* Exercise prompt *
Copy the lines below as they are; omit the images they contain.

* Material for the task *
[start]
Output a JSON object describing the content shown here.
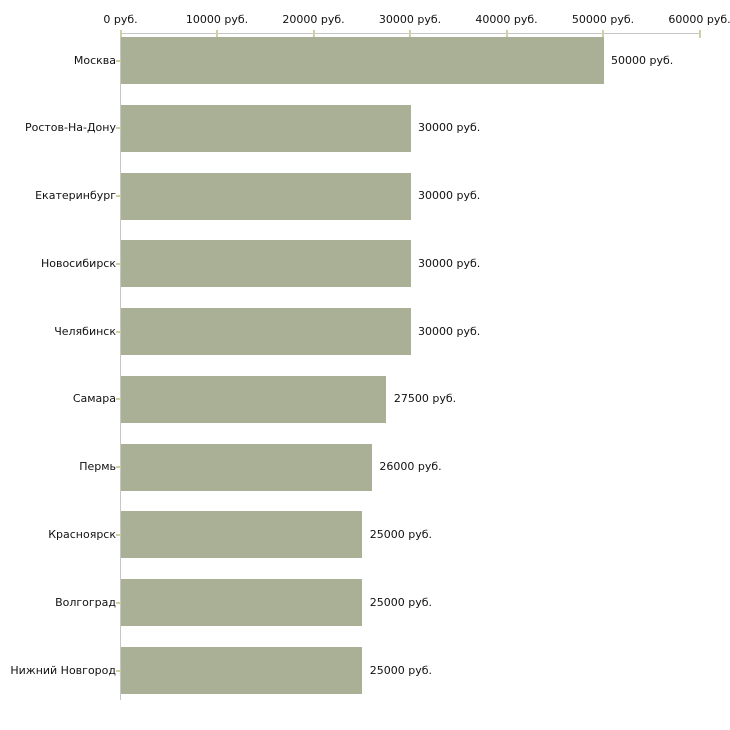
{
  "chart_data": {
    "type": "bar",
    "orientation": "horizontal",
    "title": "",
    "xlabel": "",
    "ylabel": "",
    "grid": false,
    "legend": false,
    "categories": [
      "Москва",
      "Ростов-На-Дону",
      "Екатеринбург",
      "Новосибирск",
      "Челябинск",
      "Самара",
      "Пермь",
      "Красноярск",
      "Волгоград",
      "Нижний Новгород"
    ],
    "values": [
      50000,
      30000,
      30000,
      30000,
      30000,
      27500,
      26000,
      25000,
      25000,
      25000
    ],
    "value_labels": [
      "50000 руб.",
      "30000 руб.",
      "30000 руб.",
      "30000 руб.",
      "30000 руб.",
      "27500 руб.",
      "26000 руб.",
      "25000 руб.",
      "25000 руб.",
      "25000 руб."
    ],
    "x_axis": {
      "position": "top",
      "min": 0,
      "max": 60000,
      "ticks": [
        0,
        10000,
        20000,
        30000,
        40000,
        50000,
        60000
      ],
      "tick_labels": [
        "0 руб.",
        "10000 руб.",
        "20000 руб.",
        "30000 руб.",
        "40000 руб.",
        "50000 руб.",
        "60000 руб."
      ]
    },
    "colors": {
      "bar": "#aab096",
      "axis_line": "#c6c6c6",
      "tick": "#cfd0a5",
      "text": "#111111",
      "background": "#ffffff"
    }
  }
}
[end]
* Correct answer *
Output a JSON object describing the content shown here.
{
  "chart_data": {
    "type": "bar",
    "orientation": "horizontal",
    "title": "",
    "xlabel": "",
    "ylabel": "",
    "grid": false,
    "legend": false,
    "categories": [
      "Москва",
      "Ростов-На-Дону",
      "Екатеринбург",
      "Новосибирск",
      "Челябинск",
      "Самара",
      "Пермь",
      "Красноярск",
      "Волгоград",
      "Нижний Новгород"
    ],
    "values": [
      50000,
      30000,
      30000,
      30000,
      30000,
      27500,
      26000,
      25000,
      25000,
      25000
    ],
    "value_labels": [
      "50000 руб.",
      "30000 руб.",
      "30000 руб.",
      "30000 руб.",
      "30000 руб.",
      "27500 руб.",
      "26000 руб.",
      "25000 руб.",
      "25000 руб.",
      "25000 руб."
    ],
    "x_axis": {
      "position": "top",
      "min": 0,
      "max": 60000,
      "ticks": [
        0,
        10000,
        20000,
        30000,
        40000,
        50000,
        60000
      ],
      "tick_labels": [
        "0 руб.",
        "10000 руб.",
        "20000 руб.",
        "30000 руб.",
        "40000 руб.",
        "50000 руб.",
        "60000 руб."
      ]
    },
    "colors": {
      "bar": "#aab096",
      "axis_line": "#c6c6c6",
      "tick": "#cfd0a5",
      "text": "#111111",
      "background": "#ffffff"
    }
  }
}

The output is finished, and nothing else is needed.